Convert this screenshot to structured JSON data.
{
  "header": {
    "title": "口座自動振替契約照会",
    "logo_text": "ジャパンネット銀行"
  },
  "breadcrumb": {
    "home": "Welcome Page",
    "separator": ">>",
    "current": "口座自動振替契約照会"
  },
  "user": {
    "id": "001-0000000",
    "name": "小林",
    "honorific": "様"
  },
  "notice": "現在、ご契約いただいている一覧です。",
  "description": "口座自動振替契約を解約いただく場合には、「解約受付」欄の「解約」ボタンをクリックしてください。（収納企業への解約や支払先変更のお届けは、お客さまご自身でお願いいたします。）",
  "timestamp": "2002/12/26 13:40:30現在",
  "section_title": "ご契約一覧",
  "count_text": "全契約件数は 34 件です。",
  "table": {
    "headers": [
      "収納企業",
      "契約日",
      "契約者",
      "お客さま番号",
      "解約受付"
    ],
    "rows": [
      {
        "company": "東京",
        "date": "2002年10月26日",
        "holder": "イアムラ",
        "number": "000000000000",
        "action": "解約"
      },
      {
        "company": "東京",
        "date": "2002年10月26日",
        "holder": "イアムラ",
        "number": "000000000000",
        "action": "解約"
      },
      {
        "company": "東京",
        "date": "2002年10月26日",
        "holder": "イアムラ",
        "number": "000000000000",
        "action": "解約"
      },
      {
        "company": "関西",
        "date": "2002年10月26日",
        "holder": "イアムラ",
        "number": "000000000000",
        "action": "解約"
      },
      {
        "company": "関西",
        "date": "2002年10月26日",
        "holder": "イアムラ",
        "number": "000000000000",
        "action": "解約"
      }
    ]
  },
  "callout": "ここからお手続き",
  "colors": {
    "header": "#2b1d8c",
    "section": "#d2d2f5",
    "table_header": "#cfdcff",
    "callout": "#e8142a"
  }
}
──────────────────────────────
• **Prompt**:
Copy all data exactly, start to finish.

• **Full output**:
Convert this screenshot to structured JSON data.
{
  "header": {
    "title": "口座自動振替契約照会",
    "logo_text": "ジャパンネット銀行"
  },
  "breadcrumb": {
    "home": "Welcome Page",
    "separator": ">>",
    "current": "口座自動振替契約照会"
  },
  "user": {
    "id": "001-0000000",
    "name": "小林",
    "honorific": "様"
  },
  "notice": "現在、ご契約いただいている一覧です。",
  "description": "口座自動振替契約を解約いただく場合には、「解約受付」欄の「解約」ボタンをクリックしてください。（収納企業への解約や支払先変更のお届けは、お客さまご自身でお願いいたします。）",
  "timestamp": "2002/12/26 13:40:30現在",
  "section_title": "ご契約一覧",
  "count_text": "全契約件数は 34 件です。",
  "table": {
    "headers": [
      "収納企業",
      "契約日",
      "契約者",
      "お客さま番号",
      "解約受付"
    ],
    "rows": [
      {
        "company": "東京",
        "date": "2002年10月26日",
        "holder": "イアムラ",
        "number": "000000000000",
        "action": "解約"
      },
      {
        "company": "東京",
        "date": "2002年10月26日",
        "holder": "イアムラ",
        "number": "000000000000",
        "action": "解約"
      },
      {
        "company": "東京",
        "date": "2002年10月26日",
        "holder": "イアムラ",
        "number": "000000000000",
        "action": "解約"
      },
      {
        "company": "関西",
        "date": "2002年10月26日",
        "holder": "イアムラ",
        "number": "000000000000",
        "action": "解約"
      },
      {
        "company": "関西",
        "date": "2002年10月26日",
        "holder": "イアムラ",
        "number": "000000000000",
        "action": "解約"
      }
    ]
  },
  "callout": "ここからお手続き",
  "colors": {
    "header": "#2b1d8c",
    "section": "#d2d2f5",
    "table_header": "#cfdcff",
    "callout": "#e8142a"
  }
}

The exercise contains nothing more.